**WRITTEN PROBLEM**.
Update the lines from the start of the records through the line containing "au42-shell <box>244 72 446 312</box>" by replacing "octahedron-projection-h" with "octahedron-view-h", and leave everything else unchanged.

[Records in a dataset]
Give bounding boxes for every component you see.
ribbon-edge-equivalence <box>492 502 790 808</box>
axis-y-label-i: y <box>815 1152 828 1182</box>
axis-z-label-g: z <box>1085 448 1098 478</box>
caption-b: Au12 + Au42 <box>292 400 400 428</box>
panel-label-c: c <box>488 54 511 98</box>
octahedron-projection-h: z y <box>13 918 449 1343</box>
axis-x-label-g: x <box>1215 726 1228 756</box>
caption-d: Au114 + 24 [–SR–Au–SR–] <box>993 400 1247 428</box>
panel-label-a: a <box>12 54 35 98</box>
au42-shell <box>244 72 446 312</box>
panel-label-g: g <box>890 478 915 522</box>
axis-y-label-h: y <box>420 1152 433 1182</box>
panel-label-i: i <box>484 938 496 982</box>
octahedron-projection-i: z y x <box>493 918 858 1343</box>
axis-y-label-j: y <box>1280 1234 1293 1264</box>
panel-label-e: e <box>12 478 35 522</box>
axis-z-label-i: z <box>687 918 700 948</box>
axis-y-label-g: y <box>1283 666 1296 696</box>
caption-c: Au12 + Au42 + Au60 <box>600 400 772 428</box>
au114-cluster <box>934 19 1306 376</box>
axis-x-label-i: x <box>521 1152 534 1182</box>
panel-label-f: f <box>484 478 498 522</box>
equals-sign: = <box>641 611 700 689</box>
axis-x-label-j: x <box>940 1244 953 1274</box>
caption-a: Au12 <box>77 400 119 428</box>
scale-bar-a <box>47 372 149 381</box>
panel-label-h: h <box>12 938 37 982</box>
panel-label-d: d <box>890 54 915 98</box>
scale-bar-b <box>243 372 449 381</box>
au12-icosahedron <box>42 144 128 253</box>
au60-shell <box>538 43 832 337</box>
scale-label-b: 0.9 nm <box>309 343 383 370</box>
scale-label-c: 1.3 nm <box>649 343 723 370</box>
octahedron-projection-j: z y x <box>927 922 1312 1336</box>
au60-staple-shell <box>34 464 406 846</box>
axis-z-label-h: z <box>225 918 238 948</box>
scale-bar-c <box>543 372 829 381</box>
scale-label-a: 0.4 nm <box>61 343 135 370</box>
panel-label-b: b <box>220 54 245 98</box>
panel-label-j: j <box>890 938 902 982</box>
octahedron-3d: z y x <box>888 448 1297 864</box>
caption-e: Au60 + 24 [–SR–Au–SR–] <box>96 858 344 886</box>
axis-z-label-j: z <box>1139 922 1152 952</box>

**WRITTEN SOLUTION**.
Give bounding boxes for every component you see.
ribbon-edge-equivalence <box>492 502 790 808</box>
axis-y-label-i: y <box>815 1152 828 1182</box>
axis-z-label-g: z <box>1085 448 1098 478</box>
caption-b: Au12 + Au42 <box>292 400 400 428</box>
panel-label-c: c <box>488 54 511 98</box>
octahedron-view-h: z y <box>13 918 449 1343</box>
axis-x-label-g: x <box>1215 726 1228 756</box>
caption-d: Au114 + 24 [–SR–Au–SR–] <box>993 400 1247 428</box>
panel-label-a: a <box>12 54 35 98</box>
au42-shell <box>244 72 446 312</box>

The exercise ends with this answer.